__Information shown__
┄┄┄┄┄┄┄┄┄┄

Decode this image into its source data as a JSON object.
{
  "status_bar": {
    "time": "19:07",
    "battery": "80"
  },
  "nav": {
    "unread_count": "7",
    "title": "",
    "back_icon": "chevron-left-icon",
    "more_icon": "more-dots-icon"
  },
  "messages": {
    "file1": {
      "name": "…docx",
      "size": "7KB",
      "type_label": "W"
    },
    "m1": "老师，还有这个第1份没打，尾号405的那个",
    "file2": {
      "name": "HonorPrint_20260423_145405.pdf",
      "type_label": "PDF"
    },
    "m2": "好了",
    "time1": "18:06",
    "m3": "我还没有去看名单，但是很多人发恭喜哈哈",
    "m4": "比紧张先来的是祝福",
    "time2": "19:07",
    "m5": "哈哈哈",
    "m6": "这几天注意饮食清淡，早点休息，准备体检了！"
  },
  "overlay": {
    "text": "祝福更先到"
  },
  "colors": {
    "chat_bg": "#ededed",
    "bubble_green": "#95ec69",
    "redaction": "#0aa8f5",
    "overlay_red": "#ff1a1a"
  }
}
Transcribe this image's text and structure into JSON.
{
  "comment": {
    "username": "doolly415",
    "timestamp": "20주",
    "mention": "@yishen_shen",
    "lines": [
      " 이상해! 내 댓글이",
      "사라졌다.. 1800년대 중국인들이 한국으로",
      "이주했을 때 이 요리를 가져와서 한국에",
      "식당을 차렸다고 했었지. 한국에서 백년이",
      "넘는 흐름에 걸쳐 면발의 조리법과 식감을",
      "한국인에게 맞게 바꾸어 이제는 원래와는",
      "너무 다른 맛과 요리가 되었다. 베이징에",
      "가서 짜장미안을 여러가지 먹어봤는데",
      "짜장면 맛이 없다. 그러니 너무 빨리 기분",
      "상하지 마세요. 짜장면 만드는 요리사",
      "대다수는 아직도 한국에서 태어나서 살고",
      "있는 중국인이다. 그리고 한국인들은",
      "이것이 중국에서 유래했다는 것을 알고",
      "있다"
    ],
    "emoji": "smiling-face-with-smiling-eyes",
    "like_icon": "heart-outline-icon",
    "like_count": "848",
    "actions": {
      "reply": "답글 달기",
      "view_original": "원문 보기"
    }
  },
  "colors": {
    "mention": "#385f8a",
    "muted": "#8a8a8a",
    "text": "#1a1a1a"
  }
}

┄┄┄┄┄┄┄┄┄┄

__What you are asked to do__
Set down every line of the listing above again, exactly as given.

__Written answer__
Decode this image into its source data as a JSON object.
{
  "status_bar": {
    "time": "19:07",
    "battery": "80"
  },
  "nav": {
    "unread_count": "7",
    "title": "",
    "back_icon": "chevron-left-icon",
    "more_icon": "more-dots-icon"
  },
  "messages": {
    "file1": {
      "name": "…docx",
      "size": "7KB",
      "type_label": "W"
    },
    "m1": "老师，还有这个第1份没打，尾号405的那个",
    "file2": {
      "name": "HonorPrint_20260423_145405.pdf",
      "type_label": "PDF"
    },
    "m2": "好了",
    "time1": "18:06",
    "m3": "我还没有去看名单，但是很多人发恭喜哈哈",
    "m4": "比紧张先来的是祝福",
    "time2": "19:07",
    "m5": "哈哈哈",
    "m6": "这几天注意饮食清淡，早点休息，准备体检了！"
  },
  "overlay": {
    "text": "祝福更先到"
  },
  "colors": {
    "chat_bg": "#ededed",
    "bubble_green": "#95ec69",
    "redaction": "#0aa8f5",
    "overlay_red": "#ff1a1a"
  }
}
Transcribe this image's text and structure into JSON.
{
  "comment": {
    "username": "doolly415",
    "timestamp": "20주",
    "mention": "@yishen_shen",
    "lines": [
      " 이상해! 내 댓글이",
      "사라졌다.. 1800년대 중국인들이 한국으로",
      "이주했을 때 이 요리를 가져와서 한국에",
      "식당을 차렸다고 했었지. 한국에서 백년이",
      "넘는 흐름에 걸쳐 면발의 조리법과 식감을",
      "한국인에게 맞게 바꾸어 이제는 원래와는",
      "너무 다른 맛과 요리가 되었다. 베이징에",
      "가서 짜장미안을 여러가지 먹어봤는데",
      "짜장면 맛이 없다. 그러니 너무 빨리 기분",
      "상하지 마세요. 짜장면 만드는 요리사",
      "대다수는 아직도 한국에서 태어나서 살고",
      "있는 중국인이다. 그리고 한국인들은",
      "이것이 중국에서 유래했다는 것을 알고",
      "있다"
    ],
    "emoji": "smiling-face-with-smiling-eyes",
    "like_icon": "heart-outline-icon",
    "like_count": "848",
    "actions": {
      "reply": "답글 달기",
      "view_original": "원문 보기"
    }
  },
  "colors": {
    "mention": "#385f8a",
    "muted": "#8a8a8a",
    "text": "#1a1a1a"
  }
}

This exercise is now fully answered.